● **TO DO**
Tally every line of the listing where the string "доцент" is found, and state the total alone.

-- START OF INPUT RECORDS --

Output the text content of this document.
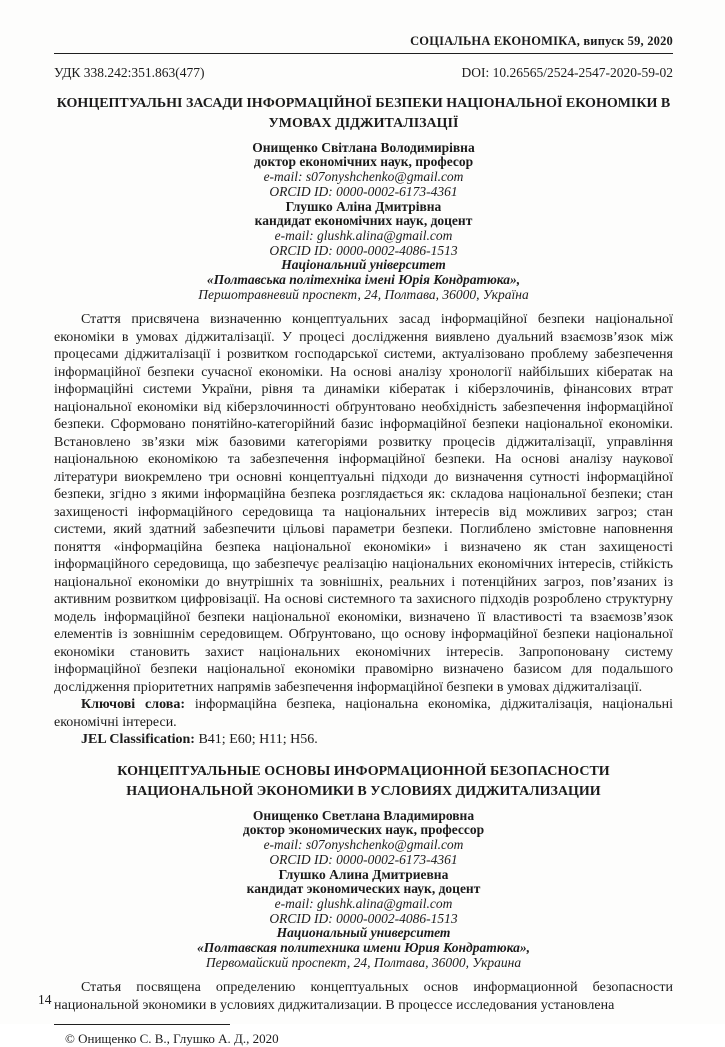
СОЦІАЛЬНА ЕКОНОМІКА, випуск 59, 2020
УДК 338.242:351.863(477)	DOI: 10.26565/2524-2547-2020-59-02
КОНЦЕПТУАЛЬНІ ЗАСАДИ ІНФОРМАЦІЙНОЇ БЕЗПЕКИ НАЦІОНАЛЬНОЇ ЕКОНОМІКИ В УМОВАХ ДІДЖИТАЛІЗАЦІЇ
Онищенко Світлана Володимирівна
доктор економічних наук, професор
e-mail: s07onyshchenko@gmail.com
ORCID ID: 0000-0002-6173-4361
Глушко Аліна Дмитрівна
кандидат економічних наук, доцент
e-mail: glushk.alina@gmail.com
ORCID ID: 0000-0002-4086-1513
Національний університет
«Полтавська політехніка імені Юрія Кондратюка»,
Першотравневий проспект, 24, Полтава, 36000, Україна

Стаття присвячена визначенню концептуальних засад інформаційної безпеки національної економіки в умовах діджиталізації. У процесі дослідження виявлено дуальний взаємозв’язок між процесами діджиталізації і розвитком господарської системи, актуалізовано проблему забезпечення інформаційної безпеки сучасної економіки. На основі аналізу хронології найбільших кібератак на інформаційні системи України, рівня та динаміки кібератак і кіберзлочинів, фінансових втрат національної економіки від кіберзлочинності обґрунтовано необхідність забезпечення інформаційної безпеки. Сформовано понятійно-категорійний базис інформаційної безпеки національної економіки. Встановлено зв’язки між базовими категоріями розвитку процесів діджиталізації, управління національною економікою та забезпечення інформаційної безпеки. На основі аналізу наукової літератури виокремлено три основні концептуальні підходи до визначення сутності інформаційної безпеки, згідно з якими інформаційна безпека розглядається як: складова національної безпеки; стан захищеності інформаційного середовища та національних інтересів від можливих загроз; стан системи, який здатний забезпечити цільові параметри безпеки. Поглиблено змістовне наповнення поняття «інформаційна безпека національної економіки» і визначено як стан захищеності інформаційного середовища, що забезпечує реалізацію національних економічних інтересів, стійкість національної економіки до внутрішніх та зовнішніх, реальних і потенційних загроз, пов’язаних із активним розвитком цифровізації. На основі системного та захисного підходів розроблено структурну модель інформаційної безпеки національної економіки, визначено її властивості та взаємозв’язок елементів із зовнішнім середовищем. Обґрунтовано, що основу інформаційної безпеки національної економіки становить захист національних економічних інтересів. Запропоновану систему інформаційної безпеки національної економіки правомірно визначено базисом для подальшого дослідження пріоритетних напрямів забезпечення інформаційної безпеки в умовах діджиталізації.

Ключові слова: інформаційна безпека, національна економіка, діджиталізація, національні економічні інтереси.

JEL Classification: B41; E60; H11; H56.

КОНЦЕПТУАЛЬНЫЕ ОСНОВЫ ИНФОРМАЦИОННОЙ БЕЗОПАСНОСТИ НАЦИОНАЛЬНОЙ ЭКОНОМИКИ В УСЛОВИЯХ ДИДЖИТАЛИЗАЦИИ
Онищенко Светлана Владимировна
доктор экономических наук, профессор
e-mail: s07onyshchenko@gmail.com
ORCID ID: 0000-0002-6173-4361
Глушко Алина Дмитриевна
кандидат экономических наук, доцент
e-mail: glushk.alina@gmail.com
ORCID ID: 0000-0002-4086-1513
Национальный университет
«Полтавская политехника имени Юрия Кондратюка»,
Первомайский проспект, 24, Полтава, 36000, Украина

Статья посвящена определению концептуальных основ информационной безопасности национальной экономики в условиях диджитализации. В процессе исследования установлена

© Онищенко С. В., Глушко А. Д., 2020
14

-- END OF INPUT RECORDS --

● **THE SOLUTION**
2